• Data entries:
------------------------------
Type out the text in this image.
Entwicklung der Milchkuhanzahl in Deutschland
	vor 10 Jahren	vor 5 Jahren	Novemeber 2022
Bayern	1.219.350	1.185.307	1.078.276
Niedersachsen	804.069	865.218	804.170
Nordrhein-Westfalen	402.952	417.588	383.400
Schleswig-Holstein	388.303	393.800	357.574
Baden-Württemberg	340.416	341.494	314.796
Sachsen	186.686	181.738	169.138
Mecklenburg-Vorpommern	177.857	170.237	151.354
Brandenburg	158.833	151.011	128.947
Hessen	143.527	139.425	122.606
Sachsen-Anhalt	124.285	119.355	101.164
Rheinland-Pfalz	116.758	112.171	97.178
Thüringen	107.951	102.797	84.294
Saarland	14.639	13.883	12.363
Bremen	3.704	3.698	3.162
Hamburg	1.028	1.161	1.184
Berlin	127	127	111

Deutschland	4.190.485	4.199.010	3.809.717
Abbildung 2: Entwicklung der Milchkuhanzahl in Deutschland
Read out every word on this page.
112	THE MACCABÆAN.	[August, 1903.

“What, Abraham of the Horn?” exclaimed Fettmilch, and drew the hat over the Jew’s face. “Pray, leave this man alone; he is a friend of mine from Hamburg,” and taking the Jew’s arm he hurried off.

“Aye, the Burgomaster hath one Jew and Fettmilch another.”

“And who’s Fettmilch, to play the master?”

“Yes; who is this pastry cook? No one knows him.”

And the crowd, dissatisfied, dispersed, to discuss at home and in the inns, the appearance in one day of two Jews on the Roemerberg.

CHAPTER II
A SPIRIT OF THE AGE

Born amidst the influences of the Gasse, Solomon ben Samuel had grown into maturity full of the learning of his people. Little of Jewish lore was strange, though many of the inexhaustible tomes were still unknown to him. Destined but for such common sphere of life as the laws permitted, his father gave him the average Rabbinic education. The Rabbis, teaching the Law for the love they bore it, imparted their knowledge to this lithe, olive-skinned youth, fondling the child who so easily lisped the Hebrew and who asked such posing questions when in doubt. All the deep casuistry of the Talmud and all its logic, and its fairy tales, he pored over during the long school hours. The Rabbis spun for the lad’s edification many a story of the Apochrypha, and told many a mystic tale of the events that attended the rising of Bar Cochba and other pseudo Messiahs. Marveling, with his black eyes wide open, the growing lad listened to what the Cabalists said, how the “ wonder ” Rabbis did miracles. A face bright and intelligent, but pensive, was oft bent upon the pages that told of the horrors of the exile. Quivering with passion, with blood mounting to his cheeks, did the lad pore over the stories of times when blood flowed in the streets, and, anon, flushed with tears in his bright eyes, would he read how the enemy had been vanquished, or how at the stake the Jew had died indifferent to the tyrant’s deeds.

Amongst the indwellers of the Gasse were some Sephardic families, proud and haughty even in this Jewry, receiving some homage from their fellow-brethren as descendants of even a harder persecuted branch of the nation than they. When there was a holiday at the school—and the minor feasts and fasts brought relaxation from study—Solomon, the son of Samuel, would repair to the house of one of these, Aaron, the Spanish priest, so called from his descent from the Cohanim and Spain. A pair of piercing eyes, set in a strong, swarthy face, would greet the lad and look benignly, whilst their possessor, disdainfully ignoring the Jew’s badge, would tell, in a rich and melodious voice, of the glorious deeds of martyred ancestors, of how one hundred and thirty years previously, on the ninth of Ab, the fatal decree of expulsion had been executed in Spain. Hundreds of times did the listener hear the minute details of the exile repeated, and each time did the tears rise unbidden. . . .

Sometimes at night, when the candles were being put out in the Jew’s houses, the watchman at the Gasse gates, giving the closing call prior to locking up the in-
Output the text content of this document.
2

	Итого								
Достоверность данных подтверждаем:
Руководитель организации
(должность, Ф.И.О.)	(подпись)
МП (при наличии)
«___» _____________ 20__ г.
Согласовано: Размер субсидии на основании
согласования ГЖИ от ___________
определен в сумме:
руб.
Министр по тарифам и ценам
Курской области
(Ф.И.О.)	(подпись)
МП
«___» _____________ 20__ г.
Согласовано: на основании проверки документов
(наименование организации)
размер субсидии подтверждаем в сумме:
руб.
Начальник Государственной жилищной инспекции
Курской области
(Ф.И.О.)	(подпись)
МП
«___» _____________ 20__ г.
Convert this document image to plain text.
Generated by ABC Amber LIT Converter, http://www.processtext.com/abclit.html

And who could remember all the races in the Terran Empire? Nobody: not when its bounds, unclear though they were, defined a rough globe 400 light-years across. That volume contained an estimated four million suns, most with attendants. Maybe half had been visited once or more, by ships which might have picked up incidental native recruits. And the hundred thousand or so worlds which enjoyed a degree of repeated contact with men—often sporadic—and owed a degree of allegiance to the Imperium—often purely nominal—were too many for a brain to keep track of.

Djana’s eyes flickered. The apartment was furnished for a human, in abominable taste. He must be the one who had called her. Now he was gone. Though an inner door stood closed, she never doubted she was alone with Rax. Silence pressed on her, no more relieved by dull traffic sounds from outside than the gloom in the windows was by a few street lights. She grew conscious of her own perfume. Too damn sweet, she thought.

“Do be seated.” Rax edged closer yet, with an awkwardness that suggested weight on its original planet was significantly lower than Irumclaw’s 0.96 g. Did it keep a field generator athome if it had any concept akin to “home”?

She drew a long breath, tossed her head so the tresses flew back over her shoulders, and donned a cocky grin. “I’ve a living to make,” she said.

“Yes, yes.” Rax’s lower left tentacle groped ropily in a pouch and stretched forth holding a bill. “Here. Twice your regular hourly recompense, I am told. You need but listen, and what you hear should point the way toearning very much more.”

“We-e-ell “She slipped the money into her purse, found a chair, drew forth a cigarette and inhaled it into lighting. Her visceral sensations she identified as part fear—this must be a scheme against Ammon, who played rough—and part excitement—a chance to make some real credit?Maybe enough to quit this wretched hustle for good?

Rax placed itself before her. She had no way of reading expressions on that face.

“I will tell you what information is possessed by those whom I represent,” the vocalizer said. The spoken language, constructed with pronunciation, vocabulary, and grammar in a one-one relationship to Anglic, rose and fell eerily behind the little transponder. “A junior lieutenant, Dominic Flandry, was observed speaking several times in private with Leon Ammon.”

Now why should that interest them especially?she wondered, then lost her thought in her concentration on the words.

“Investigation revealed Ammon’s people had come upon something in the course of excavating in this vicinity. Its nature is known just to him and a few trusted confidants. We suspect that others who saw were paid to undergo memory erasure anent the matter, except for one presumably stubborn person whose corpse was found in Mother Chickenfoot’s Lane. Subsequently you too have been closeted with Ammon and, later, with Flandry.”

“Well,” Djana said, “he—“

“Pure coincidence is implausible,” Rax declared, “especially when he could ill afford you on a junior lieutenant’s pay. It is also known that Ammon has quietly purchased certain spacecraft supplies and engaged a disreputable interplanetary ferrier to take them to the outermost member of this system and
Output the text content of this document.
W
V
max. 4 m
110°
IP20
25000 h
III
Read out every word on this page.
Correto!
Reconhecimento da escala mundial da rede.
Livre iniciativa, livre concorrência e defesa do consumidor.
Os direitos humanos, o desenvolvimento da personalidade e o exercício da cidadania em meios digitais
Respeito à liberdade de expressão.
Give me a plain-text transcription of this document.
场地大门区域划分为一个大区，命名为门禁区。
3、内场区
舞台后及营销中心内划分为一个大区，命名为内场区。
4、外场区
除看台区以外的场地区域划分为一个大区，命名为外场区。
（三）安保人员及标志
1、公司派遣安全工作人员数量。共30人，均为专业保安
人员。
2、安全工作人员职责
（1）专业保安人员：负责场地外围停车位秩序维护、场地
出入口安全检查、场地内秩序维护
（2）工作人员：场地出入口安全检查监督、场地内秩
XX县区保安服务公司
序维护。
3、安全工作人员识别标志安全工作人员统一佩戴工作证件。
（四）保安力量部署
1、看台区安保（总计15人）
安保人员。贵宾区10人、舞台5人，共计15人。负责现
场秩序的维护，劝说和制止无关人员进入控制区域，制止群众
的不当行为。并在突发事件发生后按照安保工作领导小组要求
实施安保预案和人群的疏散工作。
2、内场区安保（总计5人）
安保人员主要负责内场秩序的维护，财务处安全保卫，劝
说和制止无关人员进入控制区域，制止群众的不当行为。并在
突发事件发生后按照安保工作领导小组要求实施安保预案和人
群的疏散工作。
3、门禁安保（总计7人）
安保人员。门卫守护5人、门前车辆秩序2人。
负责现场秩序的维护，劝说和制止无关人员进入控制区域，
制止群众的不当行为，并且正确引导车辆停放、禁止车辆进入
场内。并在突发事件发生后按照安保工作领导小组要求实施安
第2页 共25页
------------------------------
• DIRECTIONS: Read through the data and copy every line where "Milchkuhanzahl" shows up.

• EXERCISE ANSWER:
Entwicklung der Milchkuhanzahl in Deutschland
Abbildung 2: Entwicklung der Milchkuhanzahl in Deutschland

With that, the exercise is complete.